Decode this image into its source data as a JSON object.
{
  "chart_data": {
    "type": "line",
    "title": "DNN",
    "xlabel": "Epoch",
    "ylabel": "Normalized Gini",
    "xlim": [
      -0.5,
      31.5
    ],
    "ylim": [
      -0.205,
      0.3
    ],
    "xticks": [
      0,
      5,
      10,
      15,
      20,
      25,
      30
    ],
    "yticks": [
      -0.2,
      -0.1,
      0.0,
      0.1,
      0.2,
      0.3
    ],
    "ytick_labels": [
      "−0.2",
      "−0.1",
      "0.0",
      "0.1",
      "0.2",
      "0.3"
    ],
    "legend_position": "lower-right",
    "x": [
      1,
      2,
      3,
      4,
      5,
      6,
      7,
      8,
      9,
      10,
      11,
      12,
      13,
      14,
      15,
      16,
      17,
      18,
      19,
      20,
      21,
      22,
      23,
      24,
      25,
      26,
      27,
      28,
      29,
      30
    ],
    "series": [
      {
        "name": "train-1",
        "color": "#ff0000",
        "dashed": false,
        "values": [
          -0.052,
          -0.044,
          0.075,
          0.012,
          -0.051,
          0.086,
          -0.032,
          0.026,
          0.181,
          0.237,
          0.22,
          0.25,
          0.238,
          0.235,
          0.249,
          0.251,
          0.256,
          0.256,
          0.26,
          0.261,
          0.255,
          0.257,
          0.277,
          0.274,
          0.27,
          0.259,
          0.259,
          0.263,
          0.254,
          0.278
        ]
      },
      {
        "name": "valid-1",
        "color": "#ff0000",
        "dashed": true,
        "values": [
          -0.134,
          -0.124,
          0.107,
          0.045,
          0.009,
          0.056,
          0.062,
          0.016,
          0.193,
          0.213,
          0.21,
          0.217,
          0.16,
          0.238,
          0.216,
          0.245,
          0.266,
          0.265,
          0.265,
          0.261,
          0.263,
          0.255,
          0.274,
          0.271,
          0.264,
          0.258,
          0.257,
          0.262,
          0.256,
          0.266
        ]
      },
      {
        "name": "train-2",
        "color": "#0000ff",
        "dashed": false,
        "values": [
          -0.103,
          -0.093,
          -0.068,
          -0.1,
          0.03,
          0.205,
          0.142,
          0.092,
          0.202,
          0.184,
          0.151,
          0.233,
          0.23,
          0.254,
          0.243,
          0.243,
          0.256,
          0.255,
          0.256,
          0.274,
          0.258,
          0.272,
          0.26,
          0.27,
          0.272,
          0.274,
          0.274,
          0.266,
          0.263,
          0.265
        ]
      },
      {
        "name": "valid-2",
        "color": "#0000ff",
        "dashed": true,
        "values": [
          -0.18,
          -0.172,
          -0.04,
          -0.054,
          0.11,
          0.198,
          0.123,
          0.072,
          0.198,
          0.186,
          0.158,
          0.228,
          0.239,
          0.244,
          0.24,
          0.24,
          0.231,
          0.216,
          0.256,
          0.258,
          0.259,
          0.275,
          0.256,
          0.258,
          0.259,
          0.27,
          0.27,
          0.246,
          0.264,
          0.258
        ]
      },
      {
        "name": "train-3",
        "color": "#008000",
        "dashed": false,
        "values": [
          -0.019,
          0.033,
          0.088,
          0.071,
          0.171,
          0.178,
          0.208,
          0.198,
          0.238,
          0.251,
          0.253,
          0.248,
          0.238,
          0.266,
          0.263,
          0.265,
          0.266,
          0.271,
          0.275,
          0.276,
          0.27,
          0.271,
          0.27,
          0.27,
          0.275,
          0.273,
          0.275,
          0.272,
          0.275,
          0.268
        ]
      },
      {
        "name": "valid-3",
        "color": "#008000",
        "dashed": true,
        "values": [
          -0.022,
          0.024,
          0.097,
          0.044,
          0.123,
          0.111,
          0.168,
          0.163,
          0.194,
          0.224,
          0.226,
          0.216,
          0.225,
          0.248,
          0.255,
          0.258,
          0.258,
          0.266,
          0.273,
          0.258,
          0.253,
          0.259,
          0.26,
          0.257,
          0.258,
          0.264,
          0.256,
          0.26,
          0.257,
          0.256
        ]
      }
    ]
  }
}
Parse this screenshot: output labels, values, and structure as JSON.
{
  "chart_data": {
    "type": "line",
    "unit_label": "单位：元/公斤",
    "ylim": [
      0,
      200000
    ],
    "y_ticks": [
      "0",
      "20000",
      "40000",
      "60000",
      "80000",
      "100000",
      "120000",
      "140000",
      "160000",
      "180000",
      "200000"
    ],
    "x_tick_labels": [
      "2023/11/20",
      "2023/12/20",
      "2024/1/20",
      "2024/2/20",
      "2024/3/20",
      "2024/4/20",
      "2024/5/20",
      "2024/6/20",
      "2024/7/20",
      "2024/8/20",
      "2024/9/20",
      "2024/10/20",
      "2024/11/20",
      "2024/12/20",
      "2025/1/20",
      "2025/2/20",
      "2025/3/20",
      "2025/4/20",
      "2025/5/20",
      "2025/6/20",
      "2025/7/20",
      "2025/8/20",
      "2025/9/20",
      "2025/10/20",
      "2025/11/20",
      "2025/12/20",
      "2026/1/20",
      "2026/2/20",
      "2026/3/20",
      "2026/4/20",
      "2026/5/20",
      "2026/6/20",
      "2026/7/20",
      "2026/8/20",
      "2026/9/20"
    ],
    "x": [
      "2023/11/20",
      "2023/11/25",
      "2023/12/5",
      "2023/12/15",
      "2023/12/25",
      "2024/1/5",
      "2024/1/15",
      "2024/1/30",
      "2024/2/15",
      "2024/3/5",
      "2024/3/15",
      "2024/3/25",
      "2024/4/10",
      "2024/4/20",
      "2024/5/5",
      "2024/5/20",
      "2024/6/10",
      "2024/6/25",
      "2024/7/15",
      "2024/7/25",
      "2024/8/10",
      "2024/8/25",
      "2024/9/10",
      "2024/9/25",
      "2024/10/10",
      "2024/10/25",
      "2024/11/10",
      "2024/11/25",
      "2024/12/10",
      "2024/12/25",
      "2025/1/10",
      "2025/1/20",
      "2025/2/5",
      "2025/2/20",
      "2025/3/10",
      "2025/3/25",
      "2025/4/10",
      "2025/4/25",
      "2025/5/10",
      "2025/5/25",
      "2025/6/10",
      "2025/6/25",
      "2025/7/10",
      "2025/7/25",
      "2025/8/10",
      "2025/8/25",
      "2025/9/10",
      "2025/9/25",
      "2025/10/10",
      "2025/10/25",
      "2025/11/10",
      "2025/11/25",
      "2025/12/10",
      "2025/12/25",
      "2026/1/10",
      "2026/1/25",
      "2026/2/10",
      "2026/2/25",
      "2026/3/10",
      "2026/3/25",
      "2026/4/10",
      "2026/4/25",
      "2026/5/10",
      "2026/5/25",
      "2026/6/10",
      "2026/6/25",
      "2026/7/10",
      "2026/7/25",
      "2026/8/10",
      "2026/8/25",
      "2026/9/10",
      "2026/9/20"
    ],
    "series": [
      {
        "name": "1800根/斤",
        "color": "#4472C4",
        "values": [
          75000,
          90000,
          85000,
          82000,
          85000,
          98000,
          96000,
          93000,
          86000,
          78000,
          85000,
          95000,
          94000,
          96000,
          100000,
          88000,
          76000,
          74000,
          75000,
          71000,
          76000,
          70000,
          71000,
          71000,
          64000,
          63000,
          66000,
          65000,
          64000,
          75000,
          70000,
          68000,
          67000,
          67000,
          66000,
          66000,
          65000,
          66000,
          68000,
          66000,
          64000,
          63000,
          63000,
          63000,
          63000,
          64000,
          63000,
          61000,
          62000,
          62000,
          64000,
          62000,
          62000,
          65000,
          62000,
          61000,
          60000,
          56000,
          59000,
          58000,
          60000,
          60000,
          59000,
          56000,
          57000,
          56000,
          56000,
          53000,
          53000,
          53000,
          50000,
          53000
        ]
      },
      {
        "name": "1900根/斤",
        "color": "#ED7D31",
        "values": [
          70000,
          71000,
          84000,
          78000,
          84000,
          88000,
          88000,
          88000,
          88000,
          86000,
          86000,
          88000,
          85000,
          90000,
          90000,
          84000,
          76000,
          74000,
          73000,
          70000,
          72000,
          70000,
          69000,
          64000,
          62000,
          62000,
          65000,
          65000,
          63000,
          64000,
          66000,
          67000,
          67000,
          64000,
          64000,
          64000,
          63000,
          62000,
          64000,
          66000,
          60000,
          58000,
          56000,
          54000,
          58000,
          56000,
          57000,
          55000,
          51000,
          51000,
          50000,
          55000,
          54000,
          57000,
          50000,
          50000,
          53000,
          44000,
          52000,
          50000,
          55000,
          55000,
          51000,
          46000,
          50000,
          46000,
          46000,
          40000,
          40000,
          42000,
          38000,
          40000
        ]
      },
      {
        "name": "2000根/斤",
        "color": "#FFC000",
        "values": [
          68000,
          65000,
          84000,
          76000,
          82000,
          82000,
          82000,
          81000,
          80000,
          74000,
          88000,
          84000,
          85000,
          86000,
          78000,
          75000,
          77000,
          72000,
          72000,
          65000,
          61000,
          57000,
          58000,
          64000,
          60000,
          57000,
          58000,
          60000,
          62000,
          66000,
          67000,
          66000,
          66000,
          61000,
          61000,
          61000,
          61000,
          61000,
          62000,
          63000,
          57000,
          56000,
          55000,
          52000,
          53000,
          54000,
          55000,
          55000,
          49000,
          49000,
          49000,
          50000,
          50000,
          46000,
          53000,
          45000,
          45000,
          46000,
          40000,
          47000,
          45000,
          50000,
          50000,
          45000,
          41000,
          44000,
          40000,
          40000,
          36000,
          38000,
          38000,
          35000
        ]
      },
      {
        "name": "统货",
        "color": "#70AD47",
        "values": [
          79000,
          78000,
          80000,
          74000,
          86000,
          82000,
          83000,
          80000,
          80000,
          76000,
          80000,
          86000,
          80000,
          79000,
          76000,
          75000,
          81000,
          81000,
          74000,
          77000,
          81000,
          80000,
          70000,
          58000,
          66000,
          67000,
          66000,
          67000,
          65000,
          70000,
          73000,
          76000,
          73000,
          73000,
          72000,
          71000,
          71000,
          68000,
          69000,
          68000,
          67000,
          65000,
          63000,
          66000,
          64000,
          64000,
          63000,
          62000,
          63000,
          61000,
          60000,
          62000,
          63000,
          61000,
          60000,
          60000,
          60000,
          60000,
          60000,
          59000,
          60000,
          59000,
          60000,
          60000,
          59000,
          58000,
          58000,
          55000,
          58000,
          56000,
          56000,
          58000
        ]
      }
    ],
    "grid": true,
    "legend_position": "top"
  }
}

+++

Given instruction =>
Collect the complete line wherever the string "JSON" appears in the records.

Exercise response =>
Decode this image into its source data as a JSON object.
Parse this screenshot: output labels, values, and structure as JSON.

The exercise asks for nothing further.